● **Problem to solve**
Images must not appear in your copy; reproduce every other part of the records exactly.

● **Records to process**
%%

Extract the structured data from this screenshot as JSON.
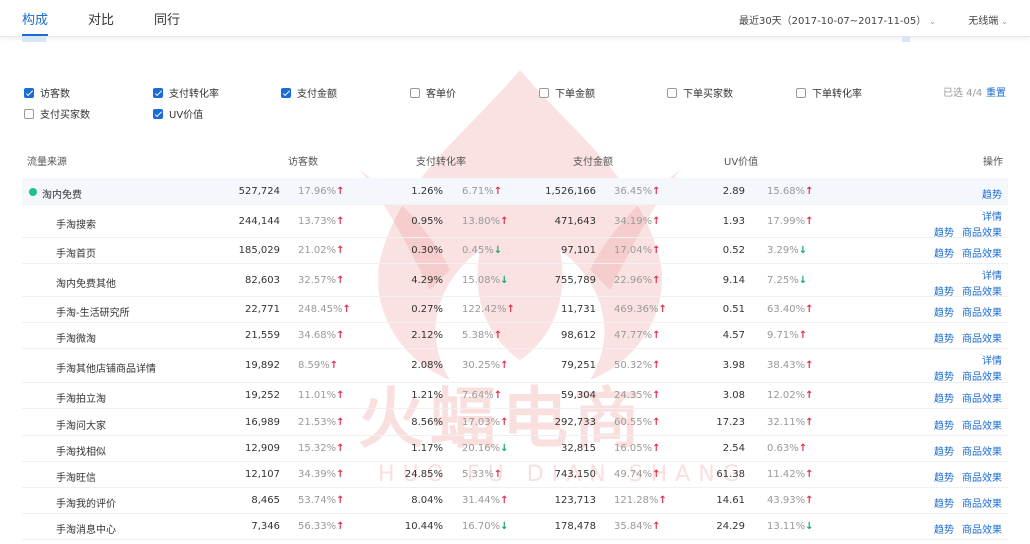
{
  "tabs": [
    {
      "label": "构成",
      "active": true
    },
    {
      "label": "对比",
      "active": false
    },
    {
      "label": "同行",
      "active": false
    }
  ],
  "date_range": "最近30天（2017-10-07~2017-11-05）",
  "network": "无线端",
  "metrics": [
    {
      "label": "访客数",
      "checked": true
    },
    {
      "label": "支付转化率",
      "checked": true
    },
    {
      "label": "支付金额",
      "checked": true
    },
    {
      "label": "客单价",
      "checked": false
    },
    {
      "label": "下单金额",
      "checked": false
    },
    {
      "label": "下单买家数",
      "checked": false
    },
    {
      "label": "下单转化率",
      "checked": false
    },
    {
      "label": "支付买家数",
      "checked": false
    },
    {
      "label": "UV价值",
      "checked": true
    }
  ],
  "selected_count": "已选 4/4",
  "reset_label": "重置",
  "columns": [
    "流量来源",
    "访客数",
    "支付转化率",
    "支付金额",
    "UV价值",
    "操作"
  ],
  "actions": {
    "trend": "趋势",
    "detail": "详情",
    "product": "商品效果"
  },
  "watermark": {
    "main": "火蝠电商",
    "sub": "HUO FU DIAN SHANG"
  },
  "rows": [
    {
      "source": "淘内免费",
      "level": 0,
      "visitors": "527,724",
      "visitors_chg": "17.96%",
      "visitors_dir": "up",
      "cvr": "1.26%",
      "cvr_chg": "6.71%",
      "cvr_dir": "up",
      "amount": "1,526,166",
      "amount_chg": "36.45%",
      "amount_dir": "up",
      "uv": "2.89",
      "uv_chg": "15.68%",
      "uv_dir": "up",
      "ops": [
        "trend"
      ]
    },
    {
      "source": "手淘搜索",
      "level": 1,
      "visitors": "244,144",
      "visitors_chg": "13.73%",
      "visitors_dir": "up",
      "cvr": "0.95%",
      "cvr_chg": "13.80%",
      "cvr_dir": "up",
      "amount": "471,643",
      "amount_chg": "34.19%",
      "amount_dir": "up",
      "uv": "1.93",
      "uv_chg": "17.99%",
      "uv_dir": "up",
      "ops": [
        "detail",
        "trend",
        "product"
      ]
    },
    {
      "source": "手淘首页",
      "level": 1,
      "visitors": "185,029",
      "visitors_chg": "21.02%",
      "visitors_dir": "up",
      "cvr": "0.30%",
      "cvr_chg": "0.45%",
      "cvr_dir": "down",
      "amount": "97,101",
      "amount_chg": "17.04%",
      "amount_dir": "up",
      "uv": "0.52",
      "uv_chg": "3.29%",
      "uv_dir": "down",
      "ops": [
        "trend",
        "product"
      ]
    },
    {
      "source": "淘内免费其他",
      "level": 1,
      "visitors": "82,603",
      "visitors_chg": "32.57%",
      "visitors_dir": "up",
      "cvr": "4.29%",
      "cvr_chg": "15.08%",
      "cvr_dir": "down",
      "amount": "755,789",
      "amount_chg": "22.96%",
      "amount_dir": "up",
      "uv": "9.14",
      "uv_chg": "7.25%",
      "uv_dir": "down",
      "ops": [
        "detail",
        "trend",
        "product"
      ]
    },
    {
      "source": "手淘-生活研究所",
      "level": 1,
      "visitors": "22,771",
      "visitors_chg": "248.45%",
      "visitors_dir": "up",
      "cvr": "0.27%",
      "cvr_chg": "122.42%",
      "cvr_dir": "up",
      "amount": "11,731",
      "amount_chg": "469.36%",
      "amount_dir": "up",
      "uv": "0.51",
      "uv_chg": "63.40%",
      "uv_dir": "up",
      "ops": [
        "trend",
        "product"
      ]
    },
    {
      "source": "手淘微淘",
      "level": 1,
      "visitors": "21,559",
      "visitors_chg": "34.68%",
      "visitors_dir": "up",
      "cvr": "2.12%",
      "cvr_chg": "5.38%",
      "cvr_dir": "up",
      "amount": "98,612",
      "amount_chg": "47.77%",
      "amount_dir": "up",
      "uv": "4.57",
      "uv_chg": "9.71%",
      "uv_dir": "up",
      "ops": [
        "trend",
        "product"
      ]
    },
    {
      "source": "手淘其他店铺商品详情",
      "level": 1,
      "visitors": "19,892",
      "visitors_chg": "8.59%",
      "visitors_dir": "up",
      "cvr": "2.08%",
      "cvr_chg": "30.25%",
      "cvr_dir": "up",
      "amount": "79,251",
      "amount_chg": "50.32%",
      "amount_dir": "up",
      "uv": "3.98",
      "uv_chg": "38.43%",
      "uv_dir": "up",
      "ops": [
        "detail",
        "trend",
        "product"
      ]
    },
    {
      "source": "手淘拍立淘",
      "level": 1,
      "visitors": "19,252",
      "visitors_chg": "11.01%",
      "visitors_dir": "up",
      "cvr": "1.21%",
      "cvr_chg": "7.64%",
      "cvr_dir": "up",
      "amount": "59,304",
      "amount_chg": "24.35%",
      "amount_dir": "up",
      "uv": "3.08",
      "uv_chg": "12.02%",
      "uv_dir": "up",
      "ops": [
        "trend",
        "product"
      ]
    },
    {
      "source": "手淘问大家",
      "level": 1,
      "visitors": "16,989",
      "visitors_chg": "21.53%",
      "visitors_dir": "up",
      "cvr": "8.56%",
      "cvr_chg": "17.03%",
      "cvr_dir": "up",
      "amount": "292,733",
      "amount_chg": "60.55%",
      "amount_dir": "up",
      "uv": "17.23",
      "uv_chg": "32.11%",
      "uv_dir": "up",
      "ops": [
        "trend",
        "product"
      ]
    },
    {
      "source": "手淘找相似",
      "level": 1,
      "visitors": "12,909",
      "visitors_chg": "15.32%",
      "visitors_dir": "up",
      "cvr": "1.17%",
      "cvr_chg": "20.16%",
      "cvr_dir": "down",
      "amount": "32,815",
      "amount_chg": "16.05%",
      "amount_dir": "up",
      "uv": "2.54",
      "uv_chg": "0.63%",
      "uv_dir": "up",
      "ops": [
        "trend",
        "product"
      ]
    },
    {
      "source": "手淘旺信",
      "level": 1,
      "visitors": "12,107",
      "visitors_chg": "34.39%",
      "visitors_dir": "up",
      "cvr": "24.85%",
      "cvr_chg": "5.33%",
      "cvr_dir": "up",
      "amount": "743,150",
      "amount_chg": "49.74%",
      "amount_dir": "up",
      "uv": "61.38",
      "uv_chg": "11.42%",
      "uv_dir": "up",
      "ops": [
        "trend",
        "product"
      ]
    },
    {
      "source": "手淘我的评价",
      "level": 1,
      "visitors": "8,465",
      "visitors_chg": "53.74%",
      "visitors_dir": "up",
      "cvr": "8.04%",
      "cvr_chg": "31.44%",
      "cvr_dir": "up",
      "amount": "123,713",
      "amount_chg": "121.28%",
      "amount_dir": "up",
      "uv": "14.61",
      "uv_chg": "43.93%",
      "uv_dir": "up",
      "ops": [
        "trend",
        "product"
      ]
    },
    {
      "source": "手淘消息中心",
      "level": 1,
      "visitors": "7,346",
      "visitors_chg": "56.33%",
      "visitors_dir": "up",
      "cvr": "10.44%",
      "cvr_chg": "16.70%",
      "cvr_dir": "down",
      "amount": "178,478",
      "amount_chg": "35.84%",
      "amount_dir": "up",
      "uv": "24.29",
      "uv_chg": "13.11%",
      "uv_dir": "down",
      "ops": [
        "trend",
        "product"
      ]
    }
  ]
}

%%

● **Solved exercise**
Extract the structured data from this screenshot as JSON.
{
  "tabs": [
    {
      "label": "构成",
      "active": true
    },
    {
      "label": "对比",
      "active": false
    },
    {
      "label": "同行",
      "active": false
    }
  ],
  "date_range": "最近30天（2017-10-07~2017-11-05）",
  "network": "无线端",
  "metrics": [
    {
      "label": "访客数",
      "checked": true
    },
    {
      "label": "支付转化率",
      "checked": true
    },
    {
      "label": "支付金额",
      "checked": true
    },
    {
      "label": "客单价",
      "checked": false
    },
    {
      "label": "下单金额",
      "checked": false
    },
    {
      "label": "下单买家数",
      "checked": false
    },
    {
      "label": "下单转化率",
      "checked": false
    },
    {
      "label": "支付买家数",
      "checked": false
    },
    {
      "label": "UV价值",
      "checked": true
    }
  ],
  "selected_count": "已选 4/4",
  "reset_label": "重置",
  "columns": [
    "流量来源",
    "访客数",
    "支付转化率",
    "支付金额",
    "UV价值",
    "操作"
  ],
  "actions": {
    "trend": "趋势",
    "detail": "详情",
    "product": "商品效果"
  },
  "watermark": {
    "main": "火蝠电商",
    "sub": "HUO FU DIAN SHANG"
  },
  "rows": [
    {
      "source": "淘内免费",
      "level": 0,
      "visitors": "527,724",
      "visitors_chg": "17.96%",
      "visitors_dir": "up",
      "cvr": "1.26%",
      "cvr_chg": "6.71%",
      "cvr_dir": "up",
      "amount": "1,526,166",
      "amount_chg": "36.45%",
      "amount_dir": "up",
      "uv": "2.89",
      "uv_chg": "15.68%",
      "uv_dir": "up",
      "ops": [
        "trend"
      ]
    },
    {
      "source": "手淘搜索",
      "level": 1,
      "visitors": "244,144",
      "visitors_chg": "13.73%",
      "visitors_dir": "up",
      "cvr": "0.95%",
      "cvr_chg": "13.80%",
      "cvr_dir": "up",
      "amount": "471,643",
      "amount_chg": "34.19%",
      "amount_dir": "up",
      "uv": "1.93",
      "uv_chg": "17.99%",
      "uv_dir": "up",
      "ops": [
        "detail",
        "trend",
        "product"
      ]
    },
    {
      "source": "手淘首页",
      "level": 1,
      "visitors": "185,029",
      "visitors_chg": "21.02%",
      "visitors_dir": "up",
      "cvr": "0.30%",
      "cvr_chg": "0.45%",
      "cvr_dir": "down",
      "amount": "97,101",
      "amount_chg": "17.04%",
      "amount_dir": "up",
      "uv": "0.52",
      "uv_chg": "3.29%",
      "uv_dir": "down",
      "ops": [
        "trend",
        "product"
      ]
    },
    {
      "source": "淘内免费其他",
      "level": 1,
      "visitors": "82,603",
      "visitors_chg": "32.57%",
      "visitors_dir": "up",
      "cvr": "4.29%",
      "cvr_chg": "15.08%",
      "cvr_dir": "down",
      "amount": "755,789",
      "amount_chg": "22.96%",
      "amount_dir": "up",
      "uv": "9.14",
      "uv_chg": "7.25%",
      "uv_dir": "down",
      "ops": [
        "detail",
        "trend",
        "product"
      ]
    },
    {
      "source": "手淘-生活研究所",
      "level": 1,
      "visitors": "22,771",
      "visitors_chg": "248.45%",
      "visitors_dir": "up",
      "cvr": "0.27%",
      "cvr_chg": "122.42%",
      "cvr_dir": "up",
      "amount": "11,731",
      "amount_chg": "469.36%",
      "amount_dir": "up",
      "uv": "0.51",
      "uv_chg": "63.40%",
      "uv_dir": "up",
      "ops": [
        "trend",
        "product"
      ]
    },
    {
      "source": "手淘微淘",
      "level": 1,
      "visitors": "21,559",
      "visitors_chg": "34.68%",
      "visitors_dir": "up",
      "cvr": "2.12%",
      "cvr_chg": "5.38%",
      "cvr_dir": "up",
      "amount": "98,612",
      "amount_chg": "47.77%",
      "amount_dir": "up",
      "uv": "4.57",
      "uv_chg": "9.71%",
      "uv_dir": "up",
      "ops": [
        "trend",
        "product"
      ]
    },
    {
      "source": "手淘其他店铺商品详情",
      "level": 1,
      "visitors": "19,892",
      "visitors_chg": "8.59%",
      "visitors_dir": "up",
      "cvr": "2.08%",
      "cvr_chg": "30.25%",
      "cvr_dir": "up",
      "amount": "79,251",
      "amount_chg": "50.32%",
      "amount_dir": "up",
      "uv": "3.98",
      "uv_chg": "38.43%",
      "uv_dir": "up",
      "ops": [
        "detail",
        "trend",
        "product"
      ]
    },
    {
      "source": "手淘拍立淘",
      "level": 1,
      "visitors": "19,252",
      "visitors_chg": "11.01%",
      "visitors_dir": "up",
      "cvr": "1.21%",
      "cvr_chg": "7.64%",
      "cvr_dir": "up",
      "amount": "59,304",
      "amount_chg": "24.35%",
      "amount_dir": "up",
      "uv": "3.08",
      "uv_chg": "12.02%",
      "uv_dir": "up",
      "ops": [
        "trend",
        "product"
      ]
    },
    {
      "source": "手淘问大家",
      "level": 1,
      "visitors": "16,989",
      "visitors_chg": "21.53%",
      "visitors_dir": "up",
      "cvr": "8.56%",
      "cvr_chg": "17.03%",
      "cvr_dir": "up",
      "amount": "292,733",
      "amount_chg": "60.55%",
      "amount_dir": "up",
      "uv": "17.23",
      "uv_chg": "32.11%",
      "uv_dir": "up",
      "ops": [
        "trend",
        "product"
      ]
    },
    {
      "source": "手淘找相似",
      "level": 1,
      "visitors": "12,909",
      "visitors_chg": "15.32%",
      "visitors_dir": "up",
      "cvr": "1.17%",
      "cvr_chg": "20.16%",
      "cvr_dir": "down",
      "amount": "32,815",
      "amount_chg": "16.05%",
      "amount_dir": "up",
      "uv": "2.54",
      "uv_chg": "0.63%",
      "uv_dir": "up",
      "ops": [
        "trend",
        "product"
      ]
    },
    {
      "source": "手淘旺信",
      "level": 1,
      "visitors": "12,107",
      "visitors_chg": "34.39%",
      "visitors_dir": "up",
      "cvr": "24.85%",
      "cvr_chg": "5.33%",
      "cvr_dir": "up",
      "amount": "743,150",
      "amount_chg": "49.74%",
      "amount_dir": "up",
      "uv": "61.38",
      "uv_chg": "11.42%",
      "uv_dir": "up",
      "ops": [
        "trend",
        "product"
      ]
    },
    {
      "source": "手淘我的评价",
      "level": 1,
      "visitors": "8,465",
      "visitors_chg": "53.74%",
      "visitors_dir": "up",
      "cvr": "8.04%",
      "cvr_chg": "31.44%",
      "cvr_dir": "up",
      "amount": "123,713",
      "amount_chg": "121.28%",
      "amount_dir": "up",
      "uv": "14.61",
      "uv_chg": "43.93%",
      "uv_dir": "up",
      "ops": [
        "trend",
        "product"
      ]
    },
    {
      "source": "手淘消息中心",
      "level": 1,
      "visitors": "7,346",
      "visitors_chg": "56.33%",
      "visitors_dir": "up",
      "cvr": "10.44%",
      "cvr_chg": "16.70%",
      "cvr_dir": "down",
      "amount": "178,478",
      "amount_chg": "35.84%",
      "amount_dir": "up",
      "uv": "24.29",
      "uv_chg": "13.11%",
      "uv_dir": "down",
      "ops": [
        "trend",
        "product"
      ]
    }
  ]
}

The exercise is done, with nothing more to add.